──────── PROVIDED DATA ────────

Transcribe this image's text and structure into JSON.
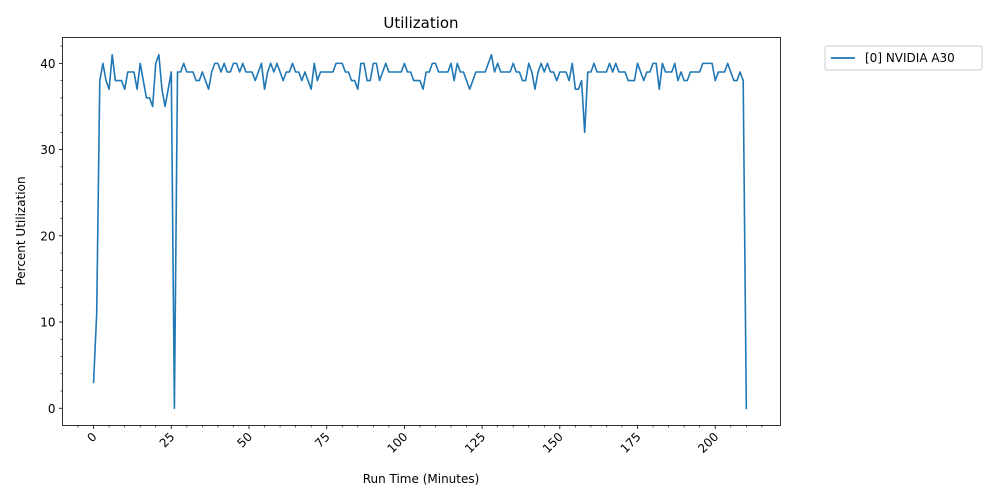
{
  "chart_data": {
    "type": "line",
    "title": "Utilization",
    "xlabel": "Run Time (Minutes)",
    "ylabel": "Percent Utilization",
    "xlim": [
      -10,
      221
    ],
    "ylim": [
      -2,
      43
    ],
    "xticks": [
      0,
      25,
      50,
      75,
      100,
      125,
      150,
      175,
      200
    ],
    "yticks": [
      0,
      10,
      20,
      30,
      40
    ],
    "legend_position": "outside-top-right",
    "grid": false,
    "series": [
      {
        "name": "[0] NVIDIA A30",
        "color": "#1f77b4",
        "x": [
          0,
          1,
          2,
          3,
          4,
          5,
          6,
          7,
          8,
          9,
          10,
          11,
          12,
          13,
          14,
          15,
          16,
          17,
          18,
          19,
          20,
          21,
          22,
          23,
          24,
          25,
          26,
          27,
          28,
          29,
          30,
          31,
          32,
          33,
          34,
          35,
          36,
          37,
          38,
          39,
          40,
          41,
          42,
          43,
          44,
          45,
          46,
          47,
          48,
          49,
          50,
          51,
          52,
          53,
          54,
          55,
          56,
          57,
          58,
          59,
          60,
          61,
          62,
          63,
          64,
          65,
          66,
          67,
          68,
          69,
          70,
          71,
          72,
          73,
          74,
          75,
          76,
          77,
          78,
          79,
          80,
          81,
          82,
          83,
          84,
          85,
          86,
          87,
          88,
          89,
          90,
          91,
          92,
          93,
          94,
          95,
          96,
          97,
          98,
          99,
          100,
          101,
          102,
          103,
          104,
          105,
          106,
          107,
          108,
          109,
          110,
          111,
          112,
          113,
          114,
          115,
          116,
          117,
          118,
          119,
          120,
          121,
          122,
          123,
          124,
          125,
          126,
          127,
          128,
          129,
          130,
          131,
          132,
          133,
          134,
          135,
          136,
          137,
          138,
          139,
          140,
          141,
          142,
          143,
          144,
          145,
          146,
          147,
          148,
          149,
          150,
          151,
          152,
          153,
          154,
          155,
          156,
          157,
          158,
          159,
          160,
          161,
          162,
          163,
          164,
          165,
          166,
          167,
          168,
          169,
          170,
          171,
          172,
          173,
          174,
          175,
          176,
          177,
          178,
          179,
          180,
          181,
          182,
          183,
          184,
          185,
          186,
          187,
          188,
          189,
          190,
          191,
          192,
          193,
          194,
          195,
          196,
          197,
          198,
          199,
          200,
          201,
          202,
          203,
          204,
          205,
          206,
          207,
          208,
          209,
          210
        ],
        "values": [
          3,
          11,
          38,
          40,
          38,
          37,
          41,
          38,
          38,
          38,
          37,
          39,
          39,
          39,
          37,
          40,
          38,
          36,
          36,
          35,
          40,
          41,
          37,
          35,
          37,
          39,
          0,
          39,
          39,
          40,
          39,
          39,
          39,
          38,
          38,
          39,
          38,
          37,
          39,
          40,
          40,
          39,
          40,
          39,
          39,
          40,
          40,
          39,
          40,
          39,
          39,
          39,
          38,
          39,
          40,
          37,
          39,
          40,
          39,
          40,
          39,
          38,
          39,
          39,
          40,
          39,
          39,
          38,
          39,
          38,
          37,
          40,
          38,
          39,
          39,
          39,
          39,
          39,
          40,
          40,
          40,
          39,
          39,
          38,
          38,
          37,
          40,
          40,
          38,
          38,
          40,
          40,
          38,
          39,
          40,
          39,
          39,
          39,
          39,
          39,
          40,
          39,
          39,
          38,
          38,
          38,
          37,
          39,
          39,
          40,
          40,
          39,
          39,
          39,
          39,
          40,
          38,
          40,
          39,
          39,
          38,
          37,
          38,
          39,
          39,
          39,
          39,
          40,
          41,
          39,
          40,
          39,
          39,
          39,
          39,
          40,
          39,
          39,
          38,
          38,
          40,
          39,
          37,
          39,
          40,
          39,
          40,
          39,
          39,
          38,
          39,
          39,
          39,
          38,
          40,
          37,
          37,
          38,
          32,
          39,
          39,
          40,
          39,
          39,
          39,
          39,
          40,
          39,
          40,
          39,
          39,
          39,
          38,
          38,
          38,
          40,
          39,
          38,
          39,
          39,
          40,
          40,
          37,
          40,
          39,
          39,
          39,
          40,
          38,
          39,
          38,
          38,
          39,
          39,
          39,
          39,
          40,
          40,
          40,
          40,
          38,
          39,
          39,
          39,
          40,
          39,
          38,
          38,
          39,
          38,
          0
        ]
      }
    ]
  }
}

────────

• **GOAL**
Copy out each line of the material that holds the word "Utilization".

• **REPLY TO THE EXERCISE**
    "title": "Utilization",
    "ylabel": "Percent Utilization",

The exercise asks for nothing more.